From the listing below, return each line that includes "marker".

— start of Items —

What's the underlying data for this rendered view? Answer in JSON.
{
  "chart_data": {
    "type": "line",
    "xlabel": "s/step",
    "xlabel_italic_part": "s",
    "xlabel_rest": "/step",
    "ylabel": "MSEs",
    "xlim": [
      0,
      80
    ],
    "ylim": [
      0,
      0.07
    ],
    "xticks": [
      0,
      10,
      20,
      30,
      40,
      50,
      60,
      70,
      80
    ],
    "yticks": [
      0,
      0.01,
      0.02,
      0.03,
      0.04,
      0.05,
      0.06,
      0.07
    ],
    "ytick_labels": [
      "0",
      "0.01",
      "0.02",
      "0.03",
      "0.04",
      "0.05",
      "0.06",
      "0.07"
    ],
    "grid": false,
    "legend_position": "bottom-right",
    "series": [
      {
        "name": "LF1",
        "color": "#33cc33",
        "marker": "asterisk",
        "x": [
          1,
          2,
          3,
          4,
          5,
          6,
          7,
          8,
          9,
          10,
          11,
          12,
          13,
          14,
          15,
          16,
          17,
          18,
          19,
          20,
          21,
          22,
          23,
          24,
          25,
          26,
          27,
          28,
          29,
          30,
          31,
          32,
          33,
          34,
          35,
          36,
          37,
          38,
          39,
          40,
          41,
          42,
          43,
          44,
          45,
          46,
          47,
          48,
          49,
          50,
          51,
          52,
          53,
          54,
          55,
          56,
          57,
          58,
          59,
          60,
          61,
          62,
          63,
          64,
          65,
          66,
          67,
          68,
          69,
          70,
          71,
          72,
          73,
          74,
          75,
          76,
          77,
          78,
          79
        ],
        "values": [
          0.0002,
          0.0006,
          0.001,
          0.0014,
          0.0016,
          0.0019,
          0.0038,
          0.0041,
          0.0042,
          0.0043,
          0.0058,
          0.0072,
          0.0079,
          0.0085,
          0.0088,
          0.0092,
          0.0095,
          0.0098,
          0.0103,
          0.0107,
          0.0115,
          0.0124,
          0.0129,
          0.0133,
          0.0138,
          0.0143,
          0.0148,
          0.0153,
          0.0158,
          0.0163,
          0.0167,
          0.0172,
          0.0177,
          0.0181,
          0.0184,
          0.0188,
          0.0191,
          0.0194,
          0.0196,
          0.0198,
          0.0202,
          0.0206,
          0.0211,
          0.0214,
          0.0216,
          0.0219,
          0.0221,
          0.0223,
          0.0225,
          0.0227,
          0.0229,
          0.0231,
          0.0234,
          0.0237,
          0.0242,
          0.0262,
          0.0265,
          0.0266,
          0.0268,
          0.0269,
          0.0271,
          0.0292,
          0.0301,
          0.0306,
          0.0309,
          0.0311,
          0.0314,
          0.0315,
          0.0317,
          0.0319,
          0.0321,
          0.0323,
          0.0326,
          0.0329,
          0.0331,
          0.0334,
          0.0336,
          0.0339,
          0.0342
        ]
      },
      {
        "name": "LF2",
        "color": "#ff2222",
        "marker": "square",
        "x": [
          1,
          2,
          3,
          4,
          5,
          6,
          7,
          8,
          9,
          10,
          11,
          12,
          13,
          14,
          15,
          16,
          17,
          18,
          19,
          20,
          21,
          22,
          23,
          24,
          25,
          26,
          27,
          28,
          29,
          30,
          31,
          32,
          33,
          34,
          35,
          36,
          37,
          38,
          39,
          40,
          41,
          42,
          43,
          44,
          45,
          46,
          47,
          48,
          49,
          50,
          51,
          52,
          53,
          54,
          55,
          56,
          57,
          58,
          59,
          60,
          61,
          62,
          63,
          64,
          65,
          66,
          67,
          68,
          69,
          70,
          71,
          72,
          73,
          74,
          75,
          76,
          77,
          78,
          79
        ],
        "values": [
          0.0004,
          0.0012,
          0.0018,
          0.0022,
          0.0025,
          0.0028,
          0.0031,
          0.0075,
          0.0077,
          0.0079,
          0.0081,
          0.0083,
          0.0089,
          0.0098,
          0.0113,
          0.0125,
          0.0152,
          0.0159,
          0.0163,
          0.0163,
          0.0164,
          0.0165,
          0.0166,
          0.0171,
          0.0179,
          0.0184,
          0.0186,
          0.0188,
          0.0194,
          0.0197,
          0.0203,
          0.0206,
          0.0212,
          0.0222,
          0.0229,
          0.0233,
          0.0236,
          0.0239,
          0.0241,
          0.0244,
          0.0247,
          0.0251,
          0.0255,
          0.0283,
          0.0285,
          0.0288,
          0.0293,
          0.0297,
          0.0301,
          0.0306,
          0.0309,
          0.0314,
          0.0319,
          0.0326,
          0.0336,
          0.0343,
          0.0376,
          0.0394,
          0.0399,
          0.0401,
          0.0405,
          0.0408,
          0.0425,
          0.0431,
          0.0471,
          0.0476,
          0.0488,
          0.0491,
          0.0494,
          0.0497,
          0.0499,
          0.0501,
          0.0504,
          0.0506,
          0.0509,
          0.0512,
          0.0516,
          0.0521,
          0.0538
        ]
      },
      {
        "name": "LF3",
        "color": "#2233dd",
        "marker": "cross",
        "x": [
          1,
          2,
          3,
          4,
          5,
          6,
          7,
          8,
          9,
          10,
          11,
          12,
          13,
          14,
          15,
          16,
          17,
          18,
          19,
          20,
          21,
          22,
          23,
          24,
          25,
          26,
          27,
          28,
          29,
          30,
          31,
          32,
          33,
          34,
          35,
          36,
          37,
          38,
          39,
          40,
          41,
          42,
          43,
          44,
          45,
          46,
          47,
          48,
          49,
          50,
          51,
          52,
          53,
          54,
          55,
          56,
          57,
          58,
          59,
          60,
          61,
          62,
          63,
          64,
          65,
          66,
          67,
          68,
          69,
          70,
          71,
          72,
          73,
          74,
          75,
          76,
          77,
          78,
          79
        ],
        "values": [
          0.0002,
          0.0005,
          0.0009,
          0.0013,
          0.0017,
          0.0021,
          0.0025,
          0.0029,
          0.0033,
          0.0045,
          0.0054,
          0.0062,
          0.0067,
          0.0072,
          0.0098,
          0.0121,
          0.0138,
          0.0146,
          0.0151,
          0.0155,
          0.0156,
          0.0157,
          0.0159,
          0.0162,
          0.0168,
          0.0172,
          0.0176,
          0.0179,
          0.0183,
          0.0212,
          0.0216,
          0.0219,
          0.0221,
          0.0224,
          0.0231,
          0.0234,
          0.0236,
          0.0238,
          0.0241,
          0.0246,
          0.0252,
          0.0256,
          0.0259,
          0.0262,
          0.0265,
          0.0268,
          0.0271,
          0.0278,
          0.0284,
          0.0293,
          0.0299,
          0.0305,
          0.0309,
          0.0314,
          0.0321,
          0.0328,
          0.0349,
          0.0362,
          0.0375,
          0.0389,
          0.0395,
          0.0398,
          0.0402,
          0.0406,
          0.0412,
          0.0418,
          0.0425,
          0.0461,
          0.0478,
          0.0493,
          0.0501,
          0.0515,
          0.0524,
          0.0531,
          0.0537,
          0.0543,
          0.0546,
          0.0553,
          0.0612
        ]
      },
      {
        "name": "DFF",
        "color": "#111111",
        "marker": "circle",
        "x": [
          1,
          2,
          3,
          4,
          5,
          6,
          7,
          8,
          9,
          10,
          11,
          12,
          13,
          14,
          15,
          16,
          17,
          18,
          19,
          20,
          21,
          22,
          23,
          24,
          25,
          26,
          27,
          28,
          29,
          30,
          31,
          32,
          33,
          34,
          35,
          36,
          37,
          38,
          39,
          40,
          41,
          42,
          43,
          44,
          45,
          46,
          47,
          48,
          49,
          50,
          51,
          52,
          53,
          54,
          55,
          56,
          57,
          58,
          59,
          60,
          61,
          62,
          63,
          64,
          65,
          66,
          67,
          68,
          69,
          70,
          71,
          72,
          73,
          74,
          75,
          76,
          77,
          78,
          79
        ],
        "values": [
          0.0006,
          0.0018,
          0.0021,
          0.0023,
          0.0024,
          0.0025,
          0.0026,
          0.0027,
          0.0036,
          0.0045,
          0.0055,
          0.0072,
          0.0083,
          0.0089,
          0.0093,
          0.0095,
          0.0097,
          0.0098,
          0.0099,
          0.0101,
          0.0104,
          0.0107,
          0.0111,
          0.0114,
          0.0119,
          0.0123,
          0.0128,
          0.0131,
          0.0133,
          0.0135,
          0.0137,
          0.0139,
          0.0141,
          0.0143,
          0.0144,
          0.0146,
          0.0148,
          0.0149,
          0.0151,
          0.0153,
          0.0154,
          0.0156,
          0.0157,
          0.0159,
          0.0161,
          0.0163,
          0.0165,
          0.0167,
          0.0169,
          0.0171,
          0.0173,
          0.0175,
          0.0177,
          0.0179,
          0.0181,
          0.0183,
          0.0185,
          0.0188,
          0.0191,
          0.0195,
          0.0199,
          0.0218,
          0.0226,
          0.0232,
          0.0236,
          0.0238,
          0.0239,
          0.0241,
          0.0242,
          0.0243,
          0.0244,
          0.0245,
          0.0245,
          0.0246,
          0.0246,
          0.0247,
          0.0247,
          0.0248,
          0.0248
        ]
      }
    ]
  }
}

— end of Items —

== The reply ==
        "marker": "asterisk",
        "marker": "square",
        "marker": "cross",
        "marker": "circle",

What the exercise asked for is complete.